-- start Listing --

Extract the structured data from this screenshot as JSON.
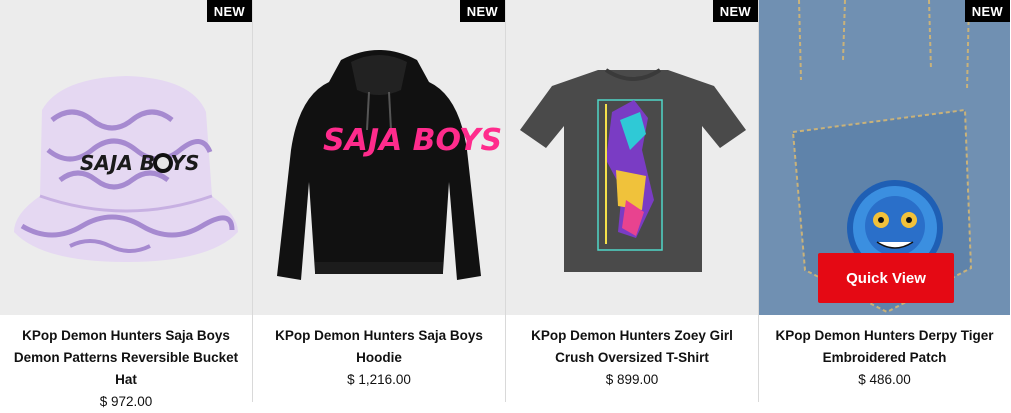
{
  "products": [
    {
      "badge": "NEW",
      "title": "KPop Demon Hunters Saja Boys Demon Patterns Reversible Bucket Hat",
      "price": "$ 972.00",
      "print_text": "SAJA BOYS"
    },
    {
      "badge": "NEW",
      "title": "KPop Demon Hunters Saja Boys Hoodie",
      "price": "$ 1,216.00",
      "print_text": "SAJA BOYS"
    },
    {
      "badge": "NEW",
      "title": "KPop Demon Hunters Zoey Girl Crush Oversized T-Shirt",
      "price": "$ 899.00"
    },
    {
      "badge": "NEW",
      "title": "KPop Demon Hunters Derpy Tiger Embroidered Patch",
      "price": "$ 486.00",
      "quick_view_label": "Quick View"
    }
  ],
  "colors": {
    "badge_bg": "#000000",
    "quick_view_bg": "#e50914",
    "hoodie_print": "#ff2b8c"
  }
}
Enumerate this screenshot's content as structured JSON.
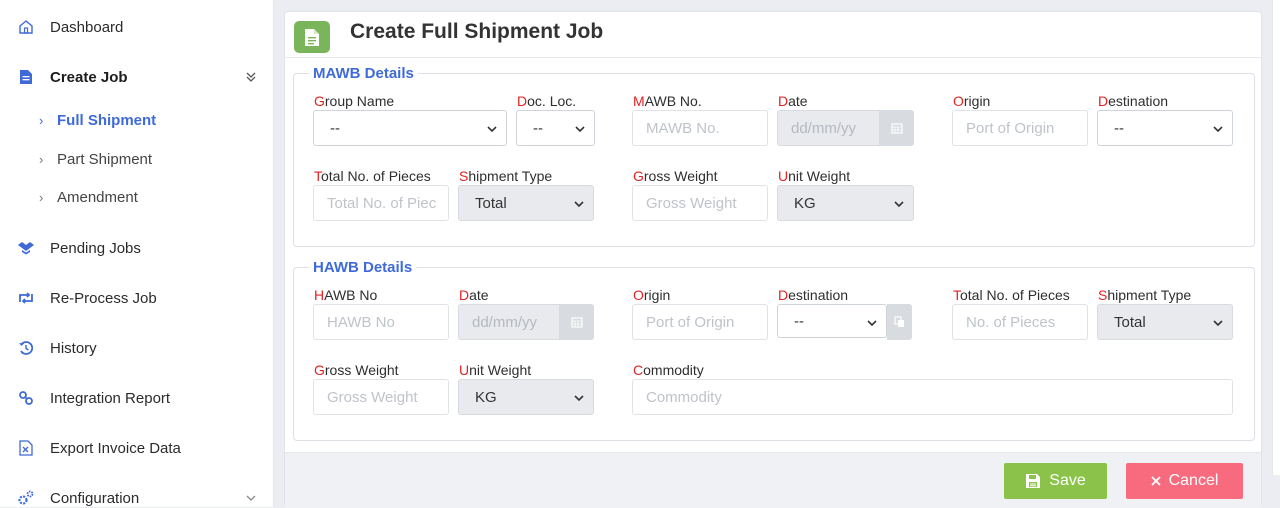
{
  "sidebar": {
    "items": [
      {
        "label": "Dashboard",
        "icon": "home-icon"
      },
      {
        "label": "Create Job",
        "icon": "document-icon"
      },
      {
        "label": "Pending Jobs",
        "icon": "dropbox-icon"
      },
      {
        "label": "Re-Process Job",
        "icon": "retweet-icon"
      },
      {
        "label": "History",
        "icon": "history-icon"
      },
      {
        "label": "Integration Report",
        "icon": "link-icon"
      },
      {
        "label": "Export Invoice Data",
        "icon": "excel-file-icon"
      },
      {
        "label": "Configuration",
        "icon": "gears-icon"
      }
    ],
    "sub_items": [
      {
        "label": "Full Shipment"
      },
      {
        "label": "Part Shipment"
      },
      {
        "label": "Amendment"
      }
    ]
  },
  "page": {
    "title": "Create Full Shipment Job"
  },
  "mawb": {
    "legend": "MAWB Details",
    "group_name": {
      "first": "G",
      "rest": "roup Name",
      "value": "--"
    },
    "doc_loc": {
      "first": "D",
      "rest": "oc. Loc.",
      "value": "--"
    },
    "mawb_no": {
      "first": "M",
      "rest": "AWB No.",
      "placeholder": "MAWB No."
    },
    "date": {
      "first": "D",
      "rest": "ate",
      "placeholder": "dd/mm/yy"
    },
    "origin": {
      "first": "O",
      "rest": "rigin",
      "placeholder": "Port of Origin"
    },
    "destination": {
      "first": "D",
      "rest": "estination",
      "value": "--"
    },
    "total_pieces": {
      "first": "T",
      "rest": "otal No. of Pieces",
      "placeholder": "Total No. of Piec"
    },
    "shipment_type": {
      "first": "S",
      "rest": "hipment Type",
      "value": "Total"
    },
    "gross_weight": {
      "first": "G",
      "rest": "ross Weight",
      "placeholder": "Gross Weight"
    },
    "unit_weight": {
      "first": "U",
      "rest": "nit Weight",
      "value": "KG"
    }
  },
  "hawb": {
    "legend": "HAWB Details",
    "hawb_no": {
      "first": "H",
      "rest": "AWB No",
      "placeholder": "HAWB No"
    },
    "date": {
      "first": "D",
      "rest": "ate",
      "placeholder": "dd/mm/yy"
    },
    "origin": {
      "first": "O",
      "rest": "rigin",
      "placeholder": "Port of Origin"
    },
    "destination": {
      "first": "D",
      "rest": "estination",
      "value": "--"
    },
    "total_pieces": {
      "first": "T",
      "rest": "otal No. of Pieces",
      "placeholder": "No. of Pieces"
    },
    "shipment_type": {
      "first": "S",
      "rest": "hipment Type",
      "value": "Total"
    },
    "gross_weight": {
      "first": "G",
      "rest": "ross Weight",
      "placeholder": "Gross Weight"
    },
    "unit_weight": {
      "first": "U",
      "rest": "nit Weight",
      "value": "KG"
    },
    "commodity": {
      "first": "C",
      "rest": "ommodity",
      "placeholder": "Commodity"
    }
  },
  "footer": {
    "save_label": "Save",
    "cancel_label": "Cancel"
  },
  "colors": {
    "accent": "#3f6ad8",
    "required": "#e02424",
    "save": "#8bc34a",
    "cancel": "#f86b7e"
  }
}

-- end Listing --

#### What you have to do:
Your copy of the data should match it exactly, except that pictures are left out.

#### Task answer:
Extract the structured data from this screenshot as JSON.
{
  "products": [
    {
      "badge": "NEW",
      "title": "KPop Demon Hunters Saja Boys Demon Patterns Reversible Bucket Hat",
      "price": "$ 972.00",
      "print_text": "SAJA BOYS"
    },
    {
      "badge": "NEW",
      "title": "KPop Demon Hunters Saja Boys Hoodie",
      "price": "$ 1,216.00",
      "print_text": "SAJA BOYS"
    },
    {
      "badge": "NEW",
      "title": "KPop Demon Hunters Zoey Girl Crush Oversized T-Shirt",
      "price": "$ 899.00"
    },
    {
      "badge": "NEW",
      "title": "KPop Demon Hunters Derpy Tiger Embroidered Patch",
      "price": "$ 486.00",
      "quick_view_label": "Quick View"
    }
  ],
  "colors": {
    "badge_bg": "#000000",
    "quick_view_bg": "#e50914",
    "hoodie_print": "#ff2b8c"
  }
}
Enumerate this screenshot's content as structured JSON.
{
  "sidebar": {
    "items": [
      {
        "label": "Dashboard",
        "icon": "home-icon"
      },
      {
        "label": "Create Job",
        "icon": "document-icon"
      },
      {
        "label": "Pending Jobs",
        "icon": "dropbox-icon"
      },
      {
        "label": "Re-Process Job",
        "icon": "retweet-icon"
      },
      {
        "label": "History",
        "icon": "history-icon"
      },
      {
        "label": "Integration Report",
        "icon": "link-icon"
      },
      {
        "label": "Export Invoice Data",
        "icon": "excel-file-icon"
      },
      {
        "label": "Configuration",
        "icon": "gears-icon"
      }
    ],
    "sub_items": [
      {
        "label": "Full Shipment"
      },
      {
        "label": "Part Shipment"
      },
      {
        "label": "Amendment"
      }
    ]
  },
  "page": {
    "title": "Create Full Shipment Job"
  },
  "mawb": {
    "legend": "MAWB Details",
    "group_name": {
      "first": "G",
      "rest": "roup Name",
      "value": "--"
    },
    "doc_loc": {
      "first": "D",
      "rest": "oc. Loc.",
      "value": "--"
    },
    "mawb_no": {
      "first": "M",
      "rest": "AWB No.",
      "placeholder": "MAWB No."
    },
    "date": {
      "first": "D",
      "rest": "ate",
      "placeholder": "dd/mm/yy"
    },
    "origin": {
      "first": "O",
      "rest": "rigin",
      "placeholder": "Port of Origin"
    },
    "destination": {
      "first": "D",
      "rest": "estination",
      "value": "--"
    },
    "total_pieces": {
      "first": "T",
      "rest": "otal No. of Pieces",
      "placeholder": "Total No. of Piec"
    },
    "shipment_type": {
      "first": "S",
      "rest": "hipment Type",
      "value": "Total"
    },
    "gross_weight": {
      "first": "G",
      "rest": "ross Weight",
      "placeholder": "Gross Weight"
    },
    "unit_weight": {
      "first": "U",
      "rest": "nit Weight",
      "value": "KG"
    }
  },
  "hawb": {
    "legend": "HAWB Details",
    "hawb_no": {
      "first": "H",
      "rest": "AWB No",
      "placeholder": "HAWB No"
    },
    "date": {
      "first": "D",
      "rest": "ate",
      "placeholder": "dd/mm/yy"
    },
    "origin": {
      "first": "O",
      "rest": "rigin",
      "placeholder": "Port of Origin"
    },
    "destination": {
      "first": "D",
      "rest": "estination",
      "value": "--"
    },
    "total_pieces": {
      "first": "T",
      "rest": "otal No. of Pieces",
      "placeholder": "No. of Pieces"
    },
    "shipment_type": {
      "first": "S",
      "rest": "hipment Type",
      "value": "Total"
    },
    "gross_weight": {
      "first": "G",
      "rest": "ross Weight",
      "placeholder": "Gross Weight"
    },
    "unit_weight": {
      "first": "U",
      "rest": "nit Weight",
      "value": "KG"
    },
    "commodity": {
      "first": "C",
      "rest": "ommodity",
      "placeholder": "Commodity"
    }
  },
  "footer": {
    "save_label": "Save",
    "cancel_label": "Cancel"
  },
  "colors": {
    "accent": "#3f6ad8",
    "required": "#e02424",
    "save": "#8bc34a",
    "cancel": "#f86b7e"
  }
}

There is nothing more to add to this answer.